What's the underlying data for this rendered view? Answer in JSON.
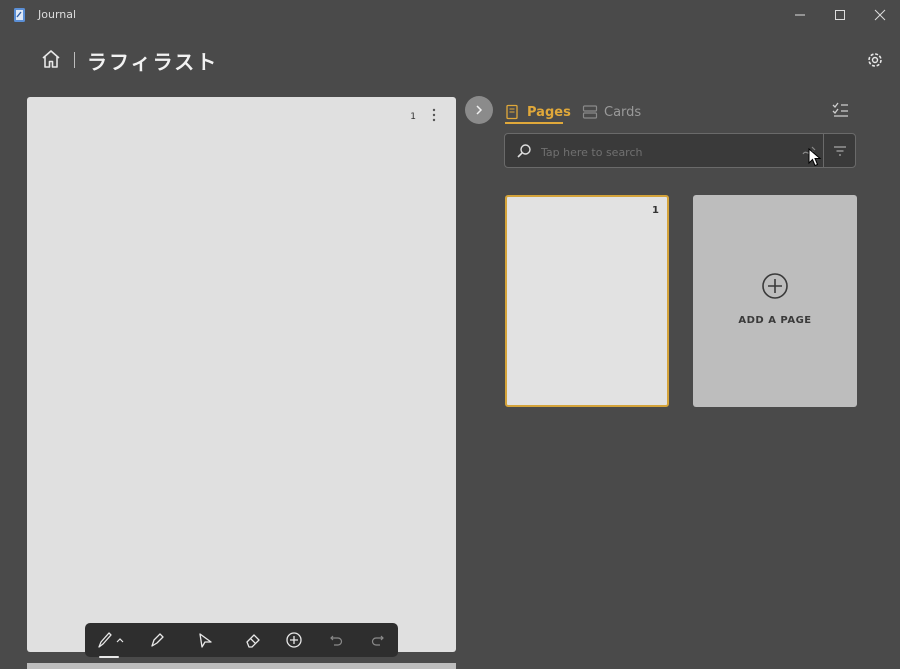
{
  "window": {
    "title": "Journal"
  },
  "header": {
    "notebook_title": "ラフィラスト"
  },
  "canvas": {
    "page_number": "1"
  },
  "panel": {
    "tabs": [
      {
        "label": "Pages",
        "icon": "pages-icon",
        "active": true
      },
      {
        "label": "Cards",
        "icon": "cards-icon",
        "active": false
      }
    ],
    "search": {
      "placeholder": "Tap here to search",
      "value": ""
    },
    "pages": [
      {
        "number": "1",
        "selected": true
      }
    ],
    "add_page_label": "ADD A PAGE"
  },
  "toolbar": {
    "tools": [
      "pen-icon",
      "highlighter-icon",
      "ink-select-icon",
      "eraser-icon",
      "insert-icon",
      "undo-icon",
      "redo-icon"
    ],
    "active_tool": "pen-icon"
  },
  "colors": {
    "background": "#4a4a4a",
    "accent": "#e0a83a",
    "page": "#e0e0e0",
    "toolbar": "#2e2e2e"
  }
}
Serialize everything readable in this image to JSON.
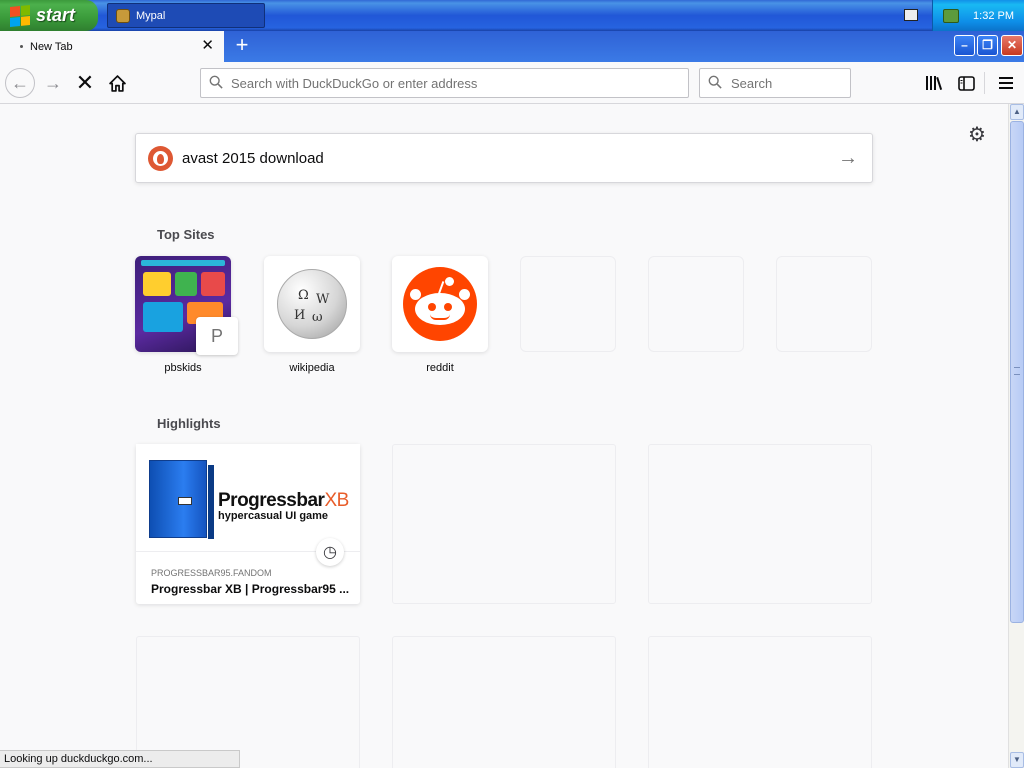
{
  "taskbar": {
    "start_label": "start",
    "window_title": "Mypal",
    "clock": "1:32 PM"
  },
  "browser": {
    "tab_title": "New Tab",
    "urlbar_placeholder": "Search with DuckDuckGo or enter address",
    "searchbar_placeholder": "Search"
  },
  "newtab": {
    "search_query": "avast 2015 download",
    "top_sites_title": "Top Sites",
    "top_sites": [
      {
        "label": "pbskids",
        "badge": "P"
      },
      {
        "label": "wikipedia"
      },
      {
        "label": "reddit"
      }
    ],
    "highlights_title": "Highlights",
    "highlight": {
      "brand": "Progressbar",
      "brand_suffix": "XB",
      "tagline": "hypercasual UI game",
      "source": "PROGRESSBAR95.FANDOM",
      "title": "Progressbar XB | Progressbar95 ..."
    }
  },
  "status": "Looking up duckduckgo.com...",
  "colors": {
    "ddg_orange": "#de5833",
    "reddit_orange": "#ff4500",
    "accent": "#0a84ff"
  }
}
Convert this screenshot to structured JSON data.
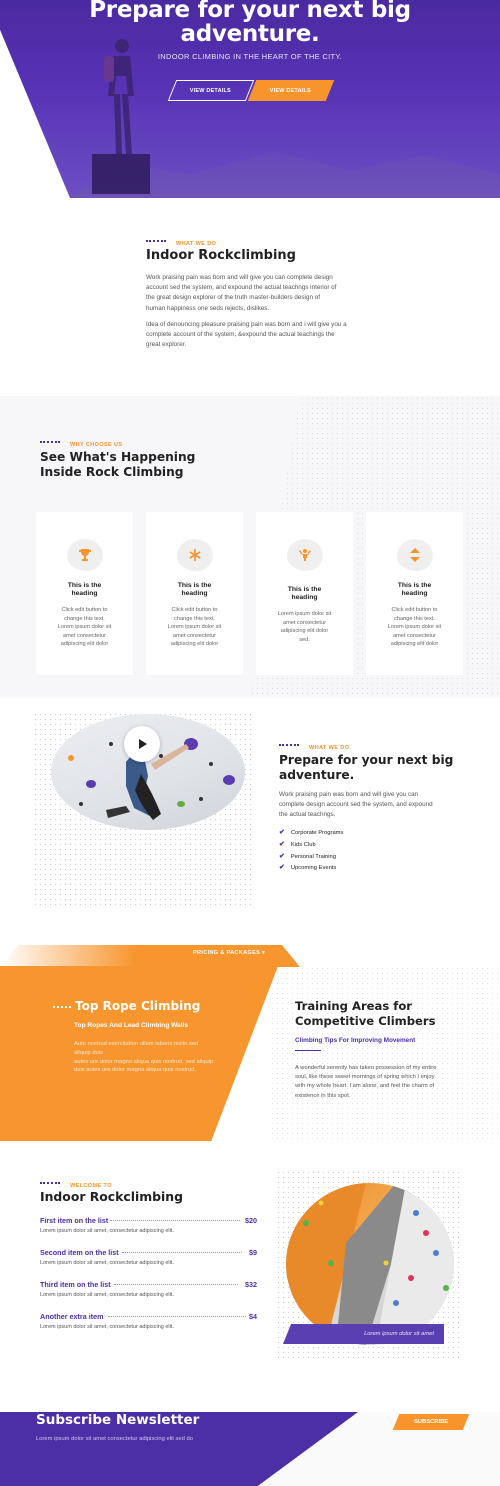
{
  "hero": {
    "title_line1": "Prepare for your next big",
    "title_line2": "adventure.",
    "subtitle": "INDOOR CLIMBING IN THE HEART OF THE CITY.",
    "btn1": "VIEW DETAILS",
    "btn2": "VIEW DETAILS"
  },
  "about": {
    "eyebrow": "WHAT WE DO",
    "title": "Indoor Rockclimbing",
    "p1_l1": "Work praising pain was born and will give you can complete design",
    "p1_l2": "account sed the system, and expound the actual teachngs interior of",
    "p1_l3": "the great design explorer of the truth master-builders design of",
    "p1_l4": "human happiness one seds rejects, dislikes.",
    "p2_l1": "Idea of denouncing pleasure praising pain was born and i will give you a",
    "p2_l2": "complete account of the system, &expound the actual teachings the",
    "p2_l3": "great explorer."
  },
  "why": {
    "eyebrow": "WHY CHOOSE US",
    "title_l1": "See What's Happening",
    "title_l2": "Inside Rock Climbing",
    "cards": [
      {
        "icon": "trophy-icon",
        "glyph": "🏆",
        "t1": "This is the",
        "t2": "heading",
        "l1": "Click edit button to",
        "l2": "change this text.",
        "l3": "Lorem ipsum dolor sit",
        "l4": "amet consectetur",
        "l5": "adipiscing elit dolor"
      },
      {
        "icon": "snowflake-icon",
        "glyph": "❄",
        "t1": "This is the",
        "t2": "heading",
        "l1": "Click edit button to",
        "l2": "change this text.",
        "l3": "Lorem ipsum dolor sit",
        "l4": "amet consectetur",
        "l5": "adipiscing elit dolor"
      },
      {
        "icon": "person-icon",
        "glyph": "🙋",
        "t1": "This is the",
        "t2": "heading",
        "l1": "Lorem ipsum dolor sit",
        "l2": "amet consectetur",
        "l3": "adipiscing elit dolor",
        "l4": "sed.",
        "l5": ""
      },
      {
        "icon": "arrows-updown-icon",
        "glyph": "⬍",
        "t1": "This is the",
        "t2": "heading",
        "l1": "Click edit button to",
        "l2": "change this text.",
        "l3": "Lorem ipsum dolor sit",
        "l4": "amet consectetur",
        "l5": "adipiscing elit dolor"
      }
    ]
  },
  "video": {
    "eyebrow": "WHAT WE DO",
    "title_l1": "Prepare for your next big",
    "title_l2": "adventure.",
    "p_l1": "Work praising pain was born and will give you can",
    "p_l2": "complete design account sed the system, and expound",
    "p_l3": "the actual teachngs.",
    "checks": [
      "Corporate Programs",
      "Kids Club",
      "Personal Training",
      "Upcoming Events"
    ]
  },
  "pricing": {
    "tab": "PRICING & PACKAGES",
    "title": "Top Rope Climbing",
    "subtitle": "Top Ropes And Lead Climbing Walls",
    "l1": "Aute nostrud exercitation ullam laboris nisitn sed",
    "l2": "aliquip duis",
    "l3": "autes ure dolor magna aliqua quis nostrud. sed aliquip",
    "l4": "duis autes ure dolor magna aliqua quis nostrud.",
    "right_title_l1": "Training Areas for",
    "right_title_l2": "Competitive Climbers",
    "right_sub": "Climbing Tips For Improving Movement",
    "right_l1": "A wonderful serenity has taken possession of my entire",
    "right_l2": "soul, like these sweet mornings of spring which I enjoy",
    "right_l3": "with my whole heart. I am alone, and feel the charm of",
    "right_l4": "existence in this spot."
  },
  "menu": {
    "eyebrow": "WELCOME TO",
    "title": "Indoor Rockclimbing",
    "items": [
      {
        "name": "First item on the list",
        "price": "$20",
        "desc": "Lorem ipsum dolor sit amet, consectetur adipiscing elit."
      },
      {
        "name": "Second item on the list",
        "price": "$9",
        "desc": "Lorem ipsum dolor sit amet, consectetur adipiscing elit."
      },
      {
        "name": "Third item on the list",
        "price": "$32",
        "desc": "Lorem ipsum dolor sit amet, consectetur adipiscing elit."
      },
      {
        "name": "Another extra item",
        "price": "$4",
        "desc": "Lorem ipsum dolor sit amet, consectetur adipiscing elit."
      }
    ],
    "caption": "Lorem ipsum dolor sit amet"
  },
  "subscribe": {
    "title": "Subscribe Newsletter",
    "text": "Lorem ipsum dolor sit amet consectetur adipiscing elit sed do",
    "button": "SUBSCRIBE"
  },
  "colors": {
    "purple": "#4c2ea6",
    "orange": "#f7942c"
  }
}
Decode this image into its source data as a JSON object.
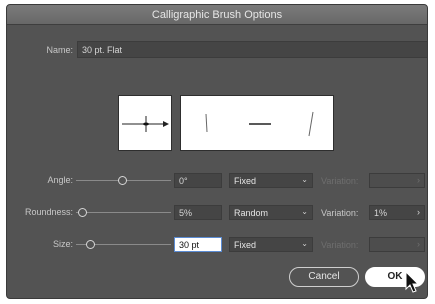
{
  "dialog": {
    "title": "Calligraphic Brush Options"
  },
  "name": {
    "label": "Name:",
    "value": "30 pt. Flat"
  },
  "angle": {
    "label": "Angle:",
    "value": "0°",
    "mode": "Fixed",
    "variation_label": "Variation:",
    "variation_value": "",
    "variation_enabled": false
  },
  "roundness": {
    "label": "Roundness:",
    "value": "5%",
    "mode": "Random",
    "variation_label": "Variation:",
    "variation_value": "1%",
    "variation_enabled": true
  },
  "size": {
    "label": "Size:",
    "value": "30 pt",
    "mode": "Fixed",
    "variation_label": "Variation:",
    "variation_value": "",
    "variation_enabled": false
  },
  "buttons": {
    "cancel": "Cancel",
    "ok": "OK"
  },
  "icons": {
    "dropdown": "chevron-down-icon",
    "stepper": "chevron-right-icon",
    "pointer": "arrow-cursor-icon"
  },
  "colors": {
    "dialog_bg": "#535353",
    "field_bg": "#454545",
    "focus": "#5b8cd4"
  }
}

----

[Given instruction] Transcribe every entry word for word, but omit the pictures.

[Answer to the task]
What's the underlying data for this rendered view? Answer in JSON.
{
  "window": {
    "title": "Journal"
  },
  "header": {
    "notebook_title": "ラフィラスト"
  },
  "canvas": {
    "page_number": "1"
  },
  "panel": {
    "tabs": [
      {
        "label": "Pages",
        "icon": "pages-icon",
        "active": true
      },
      {
        "label": "Cards",
        "icon": "cards-icon",
        "active": false
      }
    ],
    "search": {
      "placeholder": "Tap here to search",
      "value": ""
    },
    "pages": [
      {
        "number": "1",
        "selected": true
      }
    ],
    "add_page_label": "ADD A PAGE"
  },
  "toolbar": {
    "tools": [
      "pen-icon",
      "highlighter-icon",
      "ink-select-icon",
      "eraser-icon",
      "insert-icon",
      "undo-icon",
      "redo-icon"
    ],
    "active_tool": "pen-icon"
  },
  "colors": {
    "background": "#4a4a4a",
    "accent": "#e0a83a",
    "page": "#e0e0e0",
    "toolbar": "#2e2e2e"
  }
}
Serialize everything readable in this image to JSON.
{
  "taskbar": {
    "start_label": "start",
    "window_title": "Mypal",
    "clock": "1:32 PM"
  },
  "browser": {
    "tab_title": "New Tab",
    "urlbar_placeholder": "Search with DuckDuckGo or enter address",
    "searchbar_placeholder": "Search"
  },
  "newtab": {
    "search_query": "avast 2015 download",
    "top_sites_title": "Top Sites",
    "top_sites": [
      {
        "label": "pbskids",
        "badge": "P"
      },
      {
        "label": "wikipedia"
      },
      {
        "label": "reddit"
      }
    ],
    "highlights_title": "Highlights",
    "highlight": {
      "brand": "Progressbar",
      "brand_suffix": "XB",
      "tagline": "hypercasual UI game",
      "source": "PROGRESSBAR95.FANDOM",
      "title": "Progressbar XB | Progressbar95 ..."
    }
  },
  "status": "Looking up duckduckgo.com...",
  "colors": {
    "ddg_orange": "#de5833",
    "reddit_orange": "#ff4500",
    "accent": "#0a84ff"
  }
}
Convert this screenshot to structured JSON data.
{
  "hero": {
    "title_line1": "Prepare for your next big",
    "title_line2": "adventure.",
    "subtitle": "INDOOR CLIMBING IN THE HEART OF THE CITY.",
    "btn1": "VIEW DETAILS",
    "btn2": "VIEW DETAILS"
  },
  "about": {
    "eyebrow": "WHAT WE DO",
    "title": "Indoor Rockclimbing",
    "p1_l1": "Work praising pain was born and will give you can complete design",
    "p1_l2": "account sed the system, and expound the actual teachngs interior of",
    "p1_l3": "the great design explorer of the truth master-builders design of",
    "p1_l4": "human happiness one seds rejects, dislikes.",
    "p2_l1": "Idea of denouncing pleasure praising pain was born and i will give you a",
    "p2_l2": "complete account of the system, &expound the actual teachings the",
    "p2_l3": "great explorer."
  },
  "why": {
    "eyebrow": "WHY CHOOSE US",
    "title_l1": "See What's Happening",
    "title_l2": "Inside Rock Climbing",
    "cards": [
      {
        "icon": "trophy-icon",
        "glyph": "🏆",
        "t1": "This is the",
        "t2": "heading",
        "l1": "Click edit button to",
        "l2": "change this text.",
        "l3": "Lorem ipsum dolor sit",
        "l4": "amet consectetur",
        "l5": "adipiscing elit dolor"
      },
      {
        "icon": "snowflake-icon",
        "glyph": "❄",
        "t1": "This is the",
        "t2": "heading",
        "l1": "Click edit button to",
        "l2": "change this text.",
        "l3": "Lorem ipsum dolor sit",
        "l4": "amet consectetur",
        "l5": "adipiscing elit dolor"
      },
      {
        "icon": "person-icon",
        "glyph": "🙋",
        "t1": "This is the",
        "t2": "heading",
        "l1": "Lorem ipsum dolor sit",
        "l2": "amet consectetur",
        "l3": "adipiscing elit dolor",
        "l4": "sed.",
        "l5": ""
      },
      {
        "icon": "arrows-updown-icon",
        "glyph": "⬍",
        "t1": "This is the",
        "t2": "heading",
        "l1": "Click edit button to",
        "l2": "change this text.",
        "l3": "Lorem ipsum dolor sit",
        "l4": "amet consectetur",
        "l5": "adipiscing elit dolor"
      }
    ]
  },
  "video": {
    "eyebrow": "WHAT WE DO",
    "title_l1": "Prepare for your next big",
    "title_l2": "adventure.",
    "p_l1": "Work praising pain was born and will give you can",
    "p_l2": "complete design account sed the system, and expound",
    "p_l3": "the actual teachngs.",
    "checks": [
      "Corporate Programs",
      "Kids Club",
      "Personal Training",
      "Upcoming Events"
    ]
  },
  "pricing": {
    "tab": "PRICING & PACKAGES",
    "title": "Top Rope Climbing",
    "subtitle": "Top Ropes And Lead Climbing Walls",
    "l1": "Aute nostrud exercitation ullam laboris nisitn sed",
    "l2": "aliquip duis",
    "l3": "autes ure dolor magna aliqua quis nostrud. sed aliquip",
    "l4": "duis autes ure dolor magna aliqua quis nostrud.",
    "right_title_l1": "Training Areas for",
    "right_title_l2": "Competitive Climbers",
    "right_sub": "Climbing Tips For Improving Movement",
    "right_l1": "A wonderful serenity has taken possession of my entire",
    "right_l2": "soul, like these sweet mornings of spring which I enjoy",
    "right_l3": "with my whole heart. I am alone, and feel the charm of",
    "right_l4": "existence in this spot."
  },
  "menu": {
    "eyebrow": "WELCOME TO",
    "title": "Indoor Rockclimbing",
    "items": [
      {
        "name": "First item on the list",
        "price": "$20",
        "desc": "Lorem ipsum dolor sit amet, consectetur adipiscing elit."
      },
      {
        "name": "Second item on the list",
        "price": "$9",
        "desc": "Lorem ipsum dolor sit amet, consectetur adipiscing elit."
      },
      {
        "name": "Third item on the list",
        "price": "$32",
        "desc": "Lorem ipsum dolor sit amet, consectetur adipiscing elit."
      },
      {
        "name": "Another extra item",
        "price": "$4",
        "desc": "Lorem ipsum dolor sit amet, consectetur adipiscing elit."
      }
    ],
    "caption": "Lorem ipsum dolor sit amet"
  },
  "subscribe": {
    "title": "Subscribe Newsletter",
    "text": "Lorem ipsum dolor sit amet consectetur adipiscing elit sed do",
    "button": "SUBSCRIBE"
  },
  "colors": {
    "purple": "#4c2ea6",
    "orange": "#f7942c"
  }
}
Decode this image into its source data as a JSON object.
{
  "dialog": {
    "title": "Calligraphic Brush Options"
  },
  "name": {
    "label": "Name:",
    "value": "30 pt. Flat"
  },
  "angle": {
    "label": "Angle:",
    "value": "0°",
    "mode": "Fixed",
    "variation_label": "Variation:",
    "variation_value": "",
    "variation_enabled": false
  },
  "roundness": {
    "label": "Roundness:",
    "value": "5%",
    "mode": "Random",
    "variation_label": "Variation:",
    "variation_value": "1%",
    "variation_enabled": true
  },
  "size": {
    "label": "Size:",
    "value": "30 pt",
    "mode": "Fixed",
    "variation_label": "Variation:",
    "variation_value": "",
    "variation_enabled": false
  },
  "buttons": {
    "cancel": "Cancel",
    "ok": "OK"
  },
  "icons": {
    "dropdown": "chevron-down-icon",
    "stepper": "chevron-right-icon",
    "pointer": "arrow-cursor-icon"
  },
  "colors": {
    "dialog_bg": "#535353",
    "field_bg": "#454545",
    "focus": "#5b8cd4"
  }
}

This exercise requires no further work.